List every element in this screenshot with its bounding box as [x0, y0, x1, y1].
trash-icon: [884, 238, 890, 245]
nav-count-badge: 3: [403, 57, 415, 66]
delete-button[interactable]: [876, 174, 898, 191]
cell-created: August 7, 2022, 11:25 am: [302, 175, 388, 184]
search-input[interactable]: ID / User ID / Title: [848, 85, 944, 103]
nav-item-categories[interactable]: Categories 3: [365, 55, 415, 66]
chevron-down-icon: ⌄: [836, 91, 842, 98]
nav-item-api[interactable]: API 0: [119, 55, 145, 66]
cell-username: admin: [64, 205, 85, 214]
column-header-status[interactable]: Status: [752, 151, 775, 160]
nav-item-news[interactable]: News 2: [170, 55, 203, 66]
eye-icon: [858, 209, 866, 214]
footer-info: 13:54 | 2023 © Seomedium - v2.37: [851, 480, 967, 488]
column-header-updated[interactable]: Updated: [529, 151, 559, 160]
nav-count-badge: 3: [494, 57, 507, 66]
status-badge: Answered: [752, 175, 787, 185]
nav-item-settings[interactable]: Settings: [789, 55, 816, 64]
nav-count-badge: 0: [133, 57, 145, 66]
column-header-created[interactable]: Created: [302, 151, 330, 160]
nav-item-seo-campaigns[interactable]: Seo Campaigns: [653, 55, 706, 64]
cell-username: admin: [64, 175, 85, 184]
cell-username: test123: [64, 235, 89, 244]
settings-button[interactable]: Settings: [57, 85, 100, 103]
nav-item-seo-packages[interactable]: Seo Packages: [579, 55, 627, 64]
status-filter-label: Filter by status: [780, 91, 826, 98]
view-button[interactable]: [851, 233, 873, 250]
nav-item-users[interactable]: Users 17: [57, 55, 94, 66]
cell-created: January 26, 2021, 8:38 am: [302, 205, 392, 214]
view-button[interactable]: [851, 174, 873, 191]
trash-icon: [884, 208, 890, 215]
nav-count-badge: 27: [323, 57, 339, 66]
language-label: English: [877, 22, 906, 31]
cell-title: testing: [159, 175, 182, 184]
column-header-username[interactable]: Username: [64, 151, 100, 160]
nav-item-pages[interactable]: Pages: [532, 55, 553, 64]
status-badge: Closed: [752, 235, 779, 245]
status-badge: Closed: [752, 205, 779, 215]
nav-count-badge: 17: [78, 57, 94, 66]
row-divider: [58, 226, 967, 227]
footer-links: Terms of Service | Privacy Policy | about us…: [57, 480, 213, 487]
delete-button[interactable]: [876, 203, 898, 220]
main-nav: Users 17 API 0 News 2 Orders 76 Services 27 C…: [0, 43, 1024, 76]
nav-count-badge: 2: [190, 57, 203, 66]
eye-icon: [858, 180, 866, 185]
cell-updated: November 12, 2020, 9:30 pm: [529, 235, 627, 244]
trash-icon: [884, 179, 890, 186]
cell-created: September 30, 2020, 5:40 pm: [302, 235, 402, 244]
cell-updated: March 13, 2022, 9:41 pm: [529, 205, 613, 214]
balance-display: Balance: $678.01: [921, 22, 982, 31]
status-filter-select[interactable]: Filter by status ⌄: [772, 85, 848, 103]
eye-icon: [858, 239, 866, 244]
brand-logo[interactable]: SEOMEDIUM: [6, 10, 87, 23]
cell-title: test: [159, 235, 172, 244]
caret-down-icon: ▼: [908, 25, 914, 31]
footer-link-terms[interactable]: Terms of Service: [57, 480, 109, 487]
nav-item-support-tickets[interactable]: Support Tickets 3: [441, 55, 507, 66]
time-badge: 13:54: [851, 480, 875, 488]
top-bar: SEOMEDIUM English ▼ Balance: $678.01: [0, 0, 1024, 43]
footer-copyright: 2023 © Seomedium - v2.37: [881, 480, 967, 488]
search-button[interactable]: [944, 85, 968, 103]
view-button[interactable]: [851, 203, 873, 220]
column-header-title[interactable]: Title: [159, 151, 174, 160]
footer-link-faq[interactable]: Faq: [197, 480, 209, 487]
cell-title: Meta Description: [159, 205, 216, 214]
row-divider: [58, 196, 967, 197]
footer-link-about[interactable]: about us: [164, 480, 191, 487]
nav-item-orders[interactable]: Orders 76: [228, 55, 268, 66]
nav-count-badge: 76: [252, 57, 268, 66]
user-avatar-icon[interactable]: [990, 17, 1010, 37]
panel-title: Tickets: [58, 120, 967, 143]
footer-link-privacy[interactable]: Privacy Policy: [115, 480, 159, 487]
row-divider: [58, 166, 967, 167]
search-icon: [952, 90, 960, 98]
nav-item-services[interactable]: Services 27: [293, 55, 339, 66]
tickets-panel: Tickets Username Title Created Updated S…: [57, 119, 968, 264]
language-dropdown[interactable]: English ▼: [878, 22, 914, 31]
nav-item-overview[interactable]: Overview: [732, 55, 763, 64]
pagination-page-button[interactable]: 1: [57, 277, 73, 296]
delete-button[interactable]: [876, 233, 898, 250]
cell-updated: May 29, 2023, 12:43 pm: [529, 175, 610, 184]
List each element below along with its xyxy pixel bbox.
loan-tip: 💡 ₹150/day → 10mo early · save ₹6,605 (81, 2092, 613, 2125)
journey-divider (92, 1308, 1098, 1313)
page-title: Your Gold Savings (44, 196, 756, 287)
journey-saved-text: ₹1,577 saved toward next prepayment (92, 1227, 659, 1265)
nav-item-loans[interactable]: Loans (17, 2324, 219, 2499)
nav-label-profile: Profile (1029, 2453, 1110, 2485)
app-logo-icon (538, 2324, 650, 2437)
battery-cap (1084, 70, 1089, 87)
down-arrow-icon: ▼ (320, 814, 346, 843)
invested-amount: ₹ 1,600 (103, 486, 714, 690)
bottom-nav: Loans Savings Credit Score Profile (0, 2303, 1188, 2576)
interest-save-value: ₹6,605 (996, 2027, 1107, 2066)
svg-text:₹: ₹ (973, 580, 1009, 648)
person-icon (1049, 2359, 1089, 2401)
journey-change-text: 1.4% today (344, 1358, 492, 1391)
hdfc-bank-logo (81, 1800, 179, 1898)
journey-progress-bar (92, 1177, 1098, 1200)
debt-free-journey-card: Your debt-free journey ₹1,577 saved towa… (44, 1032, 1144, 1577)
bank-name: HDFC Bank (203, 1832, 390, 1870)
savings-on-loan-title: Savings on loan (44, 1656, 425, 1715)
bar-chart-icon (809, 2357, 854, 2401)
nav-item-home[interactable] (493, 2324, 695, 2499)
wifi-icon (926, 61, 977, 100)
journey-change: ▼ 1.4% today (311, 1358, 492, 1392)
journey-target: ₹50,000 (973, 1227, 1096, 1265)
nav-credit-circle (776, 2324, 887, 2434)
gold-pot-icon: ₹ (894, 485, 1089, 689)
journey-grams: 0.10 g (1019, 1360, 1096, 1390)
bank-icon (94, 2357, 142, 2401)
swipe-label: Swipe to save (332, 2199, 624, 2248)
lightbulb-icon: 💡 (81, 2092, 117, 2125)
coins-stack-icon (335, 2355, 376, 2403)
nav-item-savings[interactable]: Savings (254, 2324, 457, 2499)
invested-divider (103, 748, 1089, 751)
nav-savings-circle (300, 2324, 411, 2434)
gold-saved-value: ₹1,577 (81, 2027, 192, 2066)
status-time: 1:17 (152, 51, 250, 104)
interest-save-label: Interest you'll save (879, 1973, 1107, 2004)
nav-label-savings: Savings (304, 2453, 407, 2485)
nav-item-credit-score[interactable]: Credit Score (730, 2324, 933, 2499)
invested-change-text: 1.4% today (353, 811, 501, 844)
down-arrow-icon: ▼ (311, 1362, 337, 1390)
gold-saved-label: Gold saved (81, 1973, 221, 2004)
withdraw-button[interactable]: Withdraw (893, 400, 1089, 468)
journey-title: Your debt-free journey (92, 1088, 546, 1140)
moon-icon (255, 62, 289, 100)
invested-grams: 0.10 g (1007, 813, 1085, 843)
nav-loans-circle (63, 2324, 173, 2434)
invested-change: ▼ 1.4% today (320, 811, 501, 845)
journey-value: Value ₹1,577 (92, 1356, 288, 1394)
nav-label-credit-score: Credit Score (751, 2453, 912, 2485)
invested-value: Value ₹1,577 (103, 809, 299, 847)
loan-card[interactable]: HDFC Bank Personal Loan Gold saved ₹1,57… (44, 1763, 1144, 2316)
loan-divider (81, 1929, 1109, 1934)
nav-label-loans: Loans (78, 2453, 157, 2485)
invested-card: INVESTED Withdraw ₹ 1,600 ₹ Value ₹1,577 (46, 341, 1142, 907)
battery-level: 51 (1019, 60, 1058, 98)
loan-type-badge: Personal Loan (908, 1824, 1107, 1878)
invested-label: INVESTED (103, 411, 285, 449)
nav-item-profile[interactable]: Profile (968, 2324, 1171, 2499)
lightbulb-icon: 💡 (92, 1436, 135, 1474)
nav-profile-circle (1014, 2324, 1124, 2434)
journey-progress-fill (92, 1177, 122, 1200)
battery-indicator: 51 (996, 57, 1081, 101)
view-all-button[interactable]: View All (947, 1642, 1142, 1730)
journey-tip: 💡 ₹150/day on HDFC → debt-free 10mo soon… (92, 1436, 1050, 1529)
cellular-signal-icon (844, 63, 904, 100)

──────

Exercise prompt:
Replace "column-header" with "table-header" in everything from the start of the listing down to and including the line that contains "151, 559, 160]", and give back only those lines with nothing else changed.

Finished exercise:
List every element in this screenshot with its bounding box as [x0, y0, x1, y1].
trash-icon: [884, 238, 890, 245]
nav-count-badge: 3: [403, 57, 415, 66]
delete-button[interactable]: [876, 174, 898, 191]
cell-created: August 7, 2022, 11:25 am: [302, 175, 388, 184]
search-input[interactable]: ID / User ID / Title: [848, 85, 944, 103]
nav-item-categories[interactable]: Categories 3: [365, 55, 415, 66]
chevron-down-icon: ⌄: [836, 91, 842, 98]
nav-item-api[interactable]: API 0: [119, 55, 145, 66]
cell-username: admin: [64, 205, 85, 214]
table-header-status[interactable]: Status: [752, 151, 775, 160]
nav-item-news[interactable]: News 2: [170, 55, 203, 66]
eye-icon: [858, 209, 866, 214]
footer-info: 13:54 | 2023 © Seomedium - v2.37: [851, 480, 967, 488]
table-header-updated[interactable]: Updated: [529, 151, 559, 160]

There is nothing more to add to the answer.